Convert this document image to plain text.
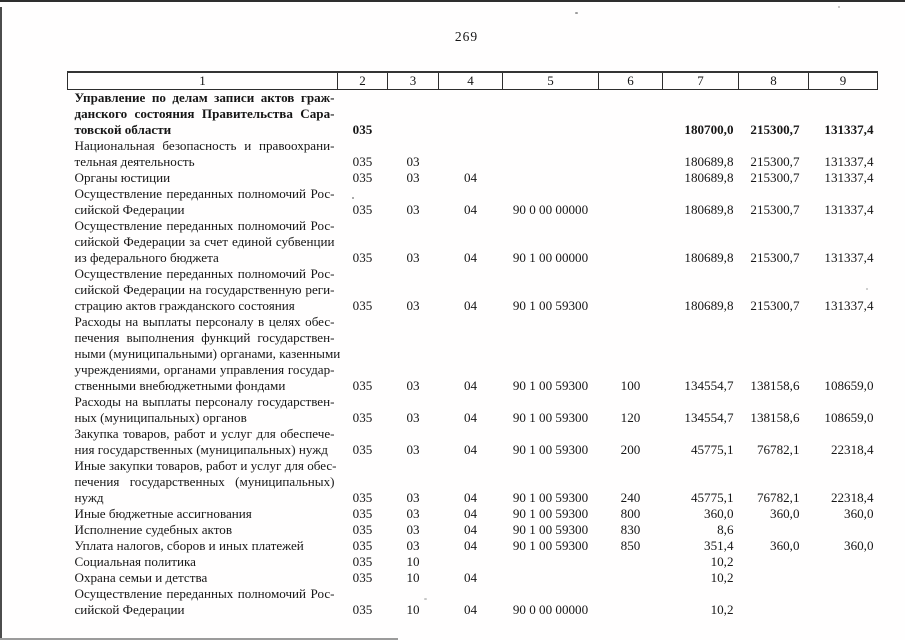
269
1	2	3	4	5	6	7	8	9

Управление по делам записи актов граж-
данского состояния Правительства Сара-
товской области	035					180700,0	215300,7	131337,4

Национальная безопасность и правоохрани-
тельная деятельность	035	03				180689,8	215300,7	131337,4

Органы юстиции	035	03	04			180689,8	215300,7	131337,4

Осуществление переданных полномочий Рос-
сийской Федерации	035	03	04	90 0 00 00000		180689,8	215300,7	131337,4

Осуществление переданных полномочий Рос-
сийской Федерации за счет единой субвенции
из федерального бюджета	035	03	04	90 1 00 00000		180689,8	215300,7	131337,4

Осуществление переданных полномочий Рос-
сийской Федерации на государственную реги-
страцию актов гражданского состояния	035	03	04	90 1 00 59300		180689,8	215300,7	131337,4

Расходы на выплаты персоналу в целях обес-
печения выполнения функций государствен-
ными (муниципальными) органами, казенными
учреждениями, органами управления государ-
ственными внебюджетными фондами	035	03	04	90 1 00 59300	100	134554,7	138158,6	108659,0

Расходы на выплаты персоналу государствен-
ных (муниципальных) органов	035	03	04	90 1 00 59300	120	134554,7	138158,6	108659,0

Закупка товаров, работ и услуг для обеспече-
ния государственных (муниципальных) нужд	035	03	04	90 1 00 59300	200	45775,1	76782,1	22318,4

Иные закупки товаров, работ и услуг для обес-
печения государственных (муниципальных)
нужд	035	03	04	90 1 00 59300	240	45775,1	76782,1	22318,4

Иные бюджетные ассигнования	035	03	04	90 1 00 59300	800	360,0	360,0	360,0

Исполнение судебных актов	035	03	04	90 1 00 59300	830	8,6		

Уплата налогов, сборов и иных платежей	035	03	04	90 1 00 59300	850	351,4	360,0	360,0

Социальная политика	035	10				10,2		

Охрана семьи и детства	035	10	04			10,2		

Осуществление переданных полномочий Рос-
сийской Федерации	035	10	04	90 0 00 00000		10,2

§ **Exercise directions**: Among the entries above, how many lines hold the string "состояния"? Respond with nothing but the number.

§ **Completed exercise**: 2